> INFORMATION PROVIDED:
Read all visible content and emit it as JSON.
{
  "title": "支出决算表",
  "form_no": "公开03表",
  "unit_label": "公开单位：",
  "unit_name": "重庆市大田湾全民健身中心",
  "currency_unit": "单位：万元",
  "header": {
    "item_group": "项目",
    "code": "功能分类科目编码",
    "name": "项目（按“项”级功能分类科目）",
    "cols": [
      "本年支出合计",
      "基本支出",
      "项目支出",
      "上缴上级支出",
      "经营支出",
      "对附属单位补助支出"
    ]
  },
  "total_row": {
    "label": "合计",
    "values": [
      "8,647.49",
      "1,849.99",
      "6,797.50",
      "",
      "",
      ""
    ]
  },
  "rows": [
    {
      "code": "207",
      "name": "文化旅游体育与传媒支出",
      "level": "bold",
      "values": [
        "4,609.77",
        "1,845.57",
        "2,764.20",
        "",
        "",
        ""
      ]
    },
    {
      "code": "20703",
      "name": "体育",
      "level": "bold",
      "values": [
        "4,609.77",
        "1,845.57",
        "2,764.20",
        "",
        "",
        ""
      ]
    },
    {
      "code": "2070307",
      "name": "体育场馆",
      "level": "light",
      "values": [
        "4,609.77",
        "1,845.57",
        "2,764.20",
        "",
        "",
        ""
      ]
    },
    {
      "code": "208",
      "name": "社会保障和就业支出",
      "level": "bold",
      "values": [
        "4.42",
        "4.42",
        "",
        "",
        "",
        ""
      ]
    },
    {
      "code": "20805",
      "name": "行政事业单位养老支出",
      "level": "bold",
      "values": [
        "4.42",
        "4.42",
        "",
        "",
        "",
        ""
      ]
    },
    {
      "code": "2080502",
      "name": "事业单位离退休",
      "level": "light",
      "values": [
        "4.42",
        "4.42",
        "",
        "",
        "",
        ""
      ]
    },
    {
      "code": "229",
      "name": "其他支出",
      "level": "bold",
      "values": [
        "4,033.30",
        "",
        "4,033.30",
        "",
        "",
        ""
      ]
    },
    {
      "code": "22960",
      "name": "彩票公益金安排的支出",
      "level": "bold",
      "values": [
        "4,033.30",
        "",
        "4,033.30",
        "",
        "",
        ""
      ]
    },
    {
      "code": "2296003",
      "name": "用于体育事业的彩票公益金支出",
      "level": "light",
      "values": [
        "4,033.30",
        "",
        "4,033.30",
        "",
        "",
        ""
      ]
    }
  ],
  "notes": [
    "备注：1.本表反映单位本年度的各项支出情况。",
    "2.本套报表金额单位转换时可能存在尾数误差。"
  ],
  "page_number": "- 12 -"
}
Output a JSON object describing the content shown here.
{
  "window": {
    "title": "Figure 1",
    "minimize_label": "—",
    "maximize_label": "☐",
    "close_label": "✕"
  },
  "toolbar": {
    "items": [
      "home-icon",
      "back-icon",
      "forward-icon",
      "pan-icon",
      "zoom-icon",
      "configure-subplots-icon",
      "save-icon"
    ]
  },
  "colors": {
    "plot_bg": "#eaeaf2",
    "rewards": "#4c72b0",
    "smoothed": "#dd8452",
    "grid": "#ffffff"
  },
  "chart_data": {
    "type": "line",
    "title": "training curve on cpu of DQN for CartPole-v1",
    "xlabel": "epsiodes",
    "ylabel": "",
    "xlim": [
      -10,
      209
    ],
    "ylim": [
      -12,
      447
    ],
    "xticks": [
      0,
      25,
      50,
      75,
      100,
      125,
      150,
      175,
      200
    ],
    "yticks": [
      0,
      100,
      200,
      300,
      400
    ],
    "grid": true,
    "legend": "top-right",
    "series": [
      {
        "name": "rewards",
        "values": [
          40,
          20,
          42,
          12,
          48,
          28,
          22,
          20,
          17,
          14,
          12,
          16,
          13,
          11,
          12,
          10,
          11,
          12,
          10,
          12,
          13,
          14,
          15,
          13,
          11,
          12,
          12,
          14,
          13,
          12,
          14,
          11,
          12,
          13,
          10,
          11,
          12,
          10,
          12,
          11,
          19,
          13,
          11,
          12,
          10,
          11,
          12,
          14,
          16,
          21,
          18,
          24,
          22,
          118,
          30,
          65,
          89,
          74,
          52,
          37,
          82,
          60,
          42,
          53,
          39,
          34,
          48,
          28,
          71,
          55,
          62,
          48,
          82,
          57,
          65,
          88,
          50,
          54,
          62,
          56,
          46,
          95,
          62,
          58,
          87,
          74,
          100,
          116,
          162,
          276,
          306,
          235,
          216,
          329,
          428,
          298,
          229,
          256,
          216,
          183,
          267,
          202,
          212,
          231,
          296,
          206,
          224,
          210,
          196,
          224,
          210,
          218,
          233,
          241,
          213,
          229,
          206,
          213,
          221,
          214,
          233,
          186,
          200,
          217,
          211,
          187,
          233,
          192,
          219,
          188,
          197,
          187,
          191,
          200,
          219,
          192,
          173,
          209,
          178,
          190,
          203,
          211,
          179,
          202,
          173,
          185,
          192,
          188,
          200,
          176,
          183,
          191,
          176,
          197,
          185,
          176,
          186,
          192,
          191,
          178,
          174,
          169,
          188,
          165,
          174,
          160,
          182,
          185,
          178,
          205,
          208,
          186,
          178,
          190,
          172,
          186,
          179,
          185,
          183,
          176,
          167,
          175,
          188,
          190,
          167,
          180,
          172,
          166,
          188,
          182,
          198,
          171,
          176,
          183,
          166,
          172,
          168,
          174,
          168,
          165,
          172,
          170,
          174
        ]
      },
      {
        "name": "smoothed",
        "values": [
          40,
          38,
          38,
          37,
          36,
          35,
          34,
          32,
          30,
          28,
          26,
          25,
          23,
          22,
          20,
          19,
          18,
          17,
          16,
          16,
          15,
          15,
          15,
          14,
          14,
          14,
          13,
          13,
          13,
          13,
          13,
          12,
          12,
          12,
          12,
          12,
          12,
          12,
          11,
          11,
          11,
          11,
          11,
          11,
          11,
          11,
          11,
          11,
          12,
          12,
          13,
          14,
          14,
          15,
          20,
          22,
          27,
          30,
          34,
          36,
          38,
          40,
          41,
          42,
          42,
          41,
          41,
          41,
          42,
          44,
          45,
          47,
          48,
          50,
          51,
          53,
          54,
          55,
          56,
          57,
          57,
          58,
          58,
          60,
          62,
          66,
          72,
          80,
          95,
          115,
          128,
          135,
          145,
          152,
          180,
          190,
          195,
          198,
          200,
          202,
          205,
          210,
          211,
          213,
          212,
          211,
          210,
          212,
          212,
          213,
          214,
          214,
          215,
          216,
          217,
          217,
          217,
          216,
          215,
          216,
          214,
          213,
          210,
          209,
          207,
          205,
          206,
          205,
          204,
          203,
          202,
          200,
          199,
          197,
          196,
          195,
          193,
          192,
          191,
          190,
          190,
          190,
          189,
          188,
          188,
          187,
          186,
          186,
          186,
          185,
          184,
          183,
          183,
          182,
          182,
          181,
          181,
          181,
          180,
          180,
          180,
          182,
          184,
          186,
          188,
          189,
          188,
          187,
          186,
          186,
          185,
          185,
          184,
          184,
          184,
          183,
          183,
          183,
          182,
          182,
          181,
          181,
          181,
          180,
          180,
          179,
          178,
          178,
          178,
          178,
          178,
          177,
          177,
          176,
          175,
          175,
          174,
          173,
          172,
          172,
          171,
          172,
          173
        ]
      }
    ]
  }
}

> THE EXERCISE: Give an exact copy of all the data shown above.

> ANSWER TO THE EXERCISE:
Read all visible content and emit it as JSON.
{
  "title": "支出决算表",
  "form_no": "公开03表",
  "unit_label": "公开单位：",
  "unit_name": "重庆市大田湾全民健身中心",
  "currency_unit": "单位：万元",
  "header": {
    "item_group": "项目",
    "code": "功能分类科目编码",
    "name": "项目（按“项”级功能分类科目）",
    "cols": [
      "本年支出合计",
      "基本支出",
      "项目支出",
      "上缴上级支出",
      "经营支出",
      "对附属单位补助支出"
    ]
  },
  "total_row": {
    "label": "合计",
    "values": [
      "8,647.49",
      "1,849.99",
      "6,797.50",
      "",
      "",
      ""
    ]
  },
  "rows": [
    {
      "code": "207",
      "name": "文化旅游体育与传媒支出",
      "level": "bold",
      "values": [
        "4,609.77",
        "1,845.57",
        "2,764.20",
        "",
        "",
        ""
      ]
    },
    {
      "code": "20703",
      "name": "体育",
      "level": "bold",
      "values": [
        "4,609.77",
        "1,845.57",
        "2,764.20",
        "",
        "",
        ""
      ]
    },
    {
      "code": "2070307",
      "name": "体育场馆",
      "level": "light",
      "values": [
        "4,609.77",
        "1,845.57",
        "2,764.20",
        "",
        "",
        ""
      ]
    },
    {
      "code": "208",
      "name": "社会保障和就业支出",
      "level": "bold",
      "values": [
        "4.42",
        "4.42",
        "",
        "",
        "",
        ""
      ]
    },
    {
      "code": "20805",
      "name": "行政事业单位养老支出",
      "level": "bold",
      "values": [
        "4.42",
        "4.42",
        "",
        "",
        "",
        ""
      ]
    },
    {
      "code": "2080502",
      "name": "事业单位离退休",
      "level": "light",
      "values": [
        "4.42",
        "4.42",
        "",
        "",
        "",
        ""
      ]
    },
    {
      "code": "229",
      "name": "其他支出",
      "level": "bold",
      "values": [
        "4,033.30",
        "",
        "4,033.30",
        "",
        "",
        ""
      ]
    },
    {
      "code": "22960",
      "name": "彩票公益金安排的支出",
      "level": "bold",
      "values": [
        "4,033.30",
        "",
        "4,033.30",
        "",
        "",
        ""
      ]
    },
    {
      "code": "2296003",
      "name": "用于体育事业的彩票公益金支出",
      "level": "light",
      "values": [
        "4,033.30",
        "",
        "4,033.30",
        "",
        "",
        ""
      ]
    }
  ],
  "notes": [
    "备注：1.本表反映单位本年度的各项支出情况。",
    "2.本套报表金额单位转换时可能存在尾数误差。"
  ],
  "page_number": "- 12 -"
}
Output a JSON object describing the content shown here.
{
  "window": {
    "title": "Figure 1",
    "minimize_label": "—",
    "maximize_label": "☐",
    "close_label": "✕"
  },
  "toolbar": {
    "items": [
      "home-icon",
      "back-icon",
      "forward-icon",
      "pan-icon",
      "zoom-icon",
      "configure-subplots-icon",
      "save-icon"
    ]
  },
  "colors": {
    "plot_bg": "#eaeaf2",
    "rewards": "#4c72b0",
    "smoothed": "#dd8452",
    "grid": "#ffffff"
  },
  "chart_data": {
    "type": "line",
    "title": "training curve on cpu of DQN for CartPole-v1",
    "xlabel": "epsiodes",
    "ylabel": "",
    "xlim": [
      -10,
      209
    ],
    "ylim": [
      -12,
      447
    ],
    "xticks": [
      0,
      25,
      50,
      75,
      100,
      125,
      150,
      175,
      200
    ],
    "yticks": [
      0,
      100,
      200,
      300,
      400
    ],
    "grid": true,
    "legend": "top-right",
    "series": [
      {
        "name": "rewards",
        "values": [
          40,
          20,
          42,
          12,
          48,
          28,
          22,
          20,
          17,
          14,
          12,
          16,
          13,
          11,
          12,
          10,
          11,
          12,
          10,
          12,
          13,
          14,
          15,
          13,
          11,
          12,
          12,
          14,
          13,
          12,
          14,
          11,
          12,
          13,
          10,
          11,
          12,
          10,
          12,
          11,
          19,
          13,
          11,
          12,
          10,
          11,
          12,
          14,
          16,
          21,
          18,
          24,
          22,
          118,
          30,
          65,
          89,
          74,
          52,
          37,
          82,
          60,
          42,
          53,
          39,
          34,
          48,
          28,
          71,
          55,
          62,
          48,
          82,
          57,
          65,
          88,
          50,
          54,
          62,
          56,
          46,
          95,
          62,
          58,
          87,
          74,
          100,
          116,
          162,
          276,
          306,
          235,
          216,
          329,
          428,
          298,
          229,
          256,
          216,
          183,
          267,
          202,
          212,
          231,
          296,
          206,
          224,
          210,
          196,
          224,
          210,
          218,
          233,
          241,
          213,
          229,
          206,
          213,
          221,
          214,
          233,
          186,
          200,
          217,
          211,
          187,
          233,
          192,
          219,
          188,
          197,
          187,
          191,
          200,
          219,
          192,
          173,
          209,
          178,
          190,
          203,
          211,
          179,
          202,
          173,
          185,
          192,
          188,
          200,
          176,
          183,
          191,
          176,
          197,
          185,
          176,
          186,
          192,
          191,
          178,
          174,
          169,
          188,
          165,
          174,
          160,
          182,
          185,
          178,
          205,
          208,
          186,
          178,
          190,
          172,
          186,
          179,
          185,
          183,
          176,
          167,
          175,
          188,
          190,
          167,
          180,
          172,
          166,
          188,
          182,
          198,
          171,
          176,
          183,
          166,
          172,
          168,
          174,
          168,
          165,
          172,
          170,
          174
        ]
      },
      {
        "name": "smoothed",
        "values": [
          40,
          38,
          38,
          37,
          36,
          35,
          34,
          32,
          30,
          28,
          26,
          25,
          23,
          22,
          20,
          19,
          18,
          17,
          16,
          16,
          15,
          15,
          15,
          14,
          14,
          14,
          13,
          13,
          13,
          13,
          13,
          12,
          12,
          12,
          12,
          12,
          12,
          12,
          11,
          11,
          11,
          11,
          11,
          11,
          11,
          11,
          11,
          11,
          12,
          12,
          13,
          14,
          14,
          15,
          20,
          22,
          27,
          30,
          34,
          36,
          38,
          40,
          41,
          42,
          42,
          41,
          41,
          41,
          42,
          44,
          45,
          47,
          48,
          50,
          51,
          53,
          54,
          55,
          56,
          57,
          57,
          58,
          58,
          60,
          62,
          66,
          72,
          80,
          95,
          115,
          128,
          135,
          145,
          152,
          180,
          190,
          195,
          198,
          200,
          202,
          205,
          210,
          211,
          213,
          212,
          211,
          210,
          212,
          212,
          213,
          214,
          214,
          215,
          216,
          217,
          217,
          217,
          216,
          215,
          216,
          214,
          213,
          210,
          209,
          207,
          205,
          206,
          205,
          204,
          203,
          202,
          200,
          199,
          197,
          196,
          195,
          193,
          192,
          191,
          190,
          190,
          190,
          189,
          188,
          188,
          187,
          186,
          186,
          186,
          185,
          184,
          183,
          183,
          182,
          182,
          181,
          181,
          181,
          180,
          180,
          180,
          182,
          184,
          186,
          188,
          189,
          188,
          187,
          186,
          186,
          185,
          185,
          184,
          184,
          184,
          183,
          183,
          183,
          182,
          182,
          181,
          181,
          181,
          180,
          180,
          179,
          178,
          178,
          178,
          178,
          178,
          177,
          177,
          176,
          175,
          175,
          174,
          173,
          172,
          172,
          171,
          172,
          173
        ]
      }
    ]
  }
}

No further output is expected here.